Copy out every line that contains "Room".

Saved entries>
____________

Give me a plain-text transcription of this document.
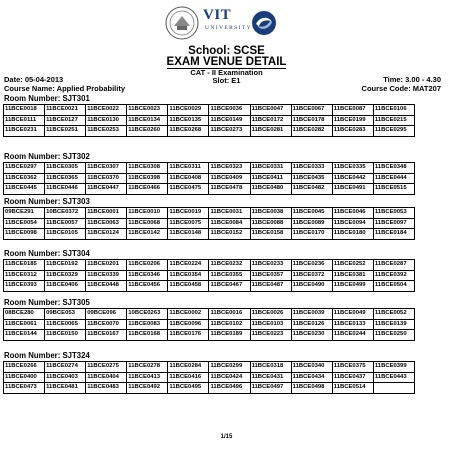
VIT
UNIVERSITY
School: SCSE
EXAM VENUE DETAIL
CAT - II Examination
Slot: E1
Date: 05-04-2013	Time: 3.00 - 4.30
Course Name: Applied Probability	Course Code: MAT207
Room Number: SJT301
11BCE0018	11BCE0021	11BCE0022	11BCE0023	11BCE0029	11BCE0036	11BCE0047	11BCE0067	11BCE0087	11BCE0106
11BCE0111	11BCE0127	11BCE0130	11BCE0134	11BCE0135	11BCE0149	11BCE0172	11BCE0178	11BCE0199	11BCE0215
11BCE0231	11BCE0251	11BCE0253	11BCE0260	11BCE0268	11BCE0273	11BCE0281	11BCE0282	11BCE0283	11BCE0295
Room Number: SJT302
11BCE0297	11BCE0305	11BCE0307	11BCE0308	11BCE0311	11BCE0323	11BCE0331	11BCE0333	11BCE0335	11BCE0348
11BCE0362	11BCE0365	11BCE0370	11BCE0398	11BCE0408	11BCE0409	11BCE0411	11BCE0435	11BCE0442	11BCE0444
11BCE0445	11BCE0446	11BCE0447	11BCE0466	11BCE0475	11BCE0478	11BCE0480	11BCE0482	11BCE0491	11BCE0515
Room Number: SJT303
09BCE291	10BCE0372	11BCE0001	11BCE0010	11BCE0019	11BCE0031	11BCE0038	11BCE0045	11BCE0046	11BCE0053
11BCE0054	11BCE0057	11BCE0063	11BCE0068	11BCE0075	11BCE0084	11BCE0088	11BCE0089	11BCE0094	11BCE0097
11BCE0098	11BCE0105	11BCE0124	11BCE0142	11BCE0148	11BCE0152	11BCE0158	11BCE0170	11BCE0180	11BCE0184
Room Number: SJT304
11BCE0185	11BCE0192	11BCE0201	11BCE0206	11BCE0224	11BCE0232	11BCE0233	11BCE0236	11BCE0252	11BCE0287
11BCE0312	11BCE0329	11BCE0339	11BCE0346	11BCE0354	11BCE0355	11BCE0357	11BCE0372	11BCE0381	11BCE0392
11BCE0393	11BCE0406	11BCE0448	11BCE0456	11BCE0458	11BCE0467	11BCE0487	11BCE0490	11BCE0499	11BCE0504
Room Number: SJT305
08BCE280	09BCE053	09BCE096	10BCE0263	11BCE0002	11BCE0016	11BCE0026	11BCE0039	11BCE0049	11BCE0052
11BCE0061	11BCE0065	11BCE0070	11BCE0083	11BCE0096	11BCE0102	11BCE0103	11BCE0126	11BCE0133	11BCE0139
11BCE0144	11BCE0150	11BCE0167	11BCE0168	11BCE0176	11BCE0189	11BCE0223	11BCE0230	11BCE0244	11BCE0250
Room Number: SJT324
11BCE0266	11BCE0274	11BCE0275	11BCE0278	11BCE0284	11BCE0299	11BCE0318	11BCE0340	11BCE0375	11BCE0399
11BCE0400	11BCE0403	11BCE0404	11BCE0413	11BCE0416	11BCE0424	11BCE0431	11BCE0434	11BCE0437	11BCE0443
11BCE0473	11BCE0481	11BCE0483	11BCE0492	11BCE0495	11BCE0496	11BCE0497	11BCE0498	11BCE0514	
1/15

____________

Result of this exercise>
Room Number: SJT301
Room Number: SJT302
Room Number: SJT303
Room Number: SJT304
Room Number: SJT305
Room Number: SJT324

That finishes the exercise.